→ **Written exercise**
Every record here should be printed again exactly.

→ **Data to use**
· · · · ·
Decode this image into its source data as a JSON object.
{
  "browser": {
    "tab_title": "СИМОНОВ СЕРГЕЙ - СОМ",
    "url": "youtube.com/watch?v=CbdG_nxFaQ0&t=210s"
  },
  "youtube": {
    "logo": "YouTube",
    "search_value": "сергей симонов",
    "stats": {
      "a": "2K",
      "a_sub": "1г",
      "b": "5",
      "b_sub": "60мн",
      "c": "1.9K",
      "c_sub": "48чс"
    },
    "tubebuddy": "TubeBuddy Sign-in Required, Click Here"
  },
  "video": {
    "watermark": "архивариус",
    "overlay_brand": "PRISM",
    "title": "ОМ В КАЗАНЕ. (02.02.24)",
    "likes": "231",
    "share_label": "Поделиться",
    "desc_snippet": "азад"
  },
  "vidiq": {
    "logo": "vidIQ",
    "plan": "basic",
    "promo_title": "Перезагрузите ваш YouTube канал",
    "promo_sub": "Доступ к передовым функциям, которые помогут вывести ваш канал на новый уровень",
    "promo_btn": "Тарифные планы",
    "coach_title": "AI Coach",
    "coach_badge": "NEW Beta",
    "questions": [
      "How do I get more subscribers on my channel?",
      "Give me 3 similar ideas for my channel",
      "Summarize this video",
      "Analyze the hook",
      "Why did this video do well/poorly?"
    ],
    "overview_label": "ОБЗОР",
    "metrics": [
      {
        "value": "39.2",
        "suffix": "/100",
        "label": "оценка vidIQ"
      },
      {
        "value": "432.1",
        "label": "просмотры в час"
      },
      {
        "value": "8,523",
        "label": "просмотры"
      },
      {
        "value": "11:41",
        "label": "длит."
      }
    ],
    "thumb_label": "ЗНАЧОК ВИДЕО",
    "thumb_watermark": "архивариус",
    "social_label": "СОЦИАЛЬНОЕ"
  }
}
· · · · ·
→ **Right answer**
Decode this image into its source data as a JSON object.
{
  "browser": {
    "tab_title": "СИМОНОВ СЕРГЕЙ - СОМ",
    "url": "youtube.com/watch?v=CbdG_nxFaQ0&t=210s"
  },
  "youtube": {
    "logo": "YouTube",
    "search_value": "сергей симонов",
    "stats": {
      "a": "2K",
      "a_sub": "1г",
      "b": "5",
      "b_sub": "60мн",
      "c": "1.9K",
      "c_sub": "48чс"
    },
    "tubebuddy": "TubeBuddy Sign-in Required, Click Here"
  },
  "video": {
    "watermark": "архивариус",
    "overlay_brand": "PRISM",
    "title": "ОМ В КАЗАНЕ. (02.02.24)",
    "likes": "231",
    "share_label": "Поделиться",
    "desc_snippet": "азад"
  },
  "vidiq": {
    "logo": "vidIQ",
    "plan": "basic",
    "promo_title": "Перезагрузите ваш YouTube канал",
    "promo_sub": "Доступ к передовым функциям, которые помогут вывести ваш канал на новый уровень",
    "promo_btn": "Тарифные планы",
    "coach_title": "AI Coach",
    "coach_badge": "NEW Beta",
    "questions": [
      "How do I get more subscribers on my channel?",
      "Give me 3 similar ideas for my channel",
      "Summarize this video",
      "Analyze the hook",
      "Why did this video do well/poorly?"
    ],
    "overview_label": "ОБЗОР",
    "metrics": [
      {
        "value": "39.2",
        "suffix": "/100",
        "label": "оценка vidIQ"
      },
      {
        "value": "432.1",
        "label": "просмотры в час"
      },
      {
        "value": "8,523",
        "label": "просмотры"
      },
      {
        "value": "11:41",
        "label": "длит."
      }
    ],
    "thumb_label": "ЗНАЧОК ВИДЕО",
    "thumb_watermark": "архивариус",
    "social_label": "СОЦИАЛЬНОЕ"
  }
}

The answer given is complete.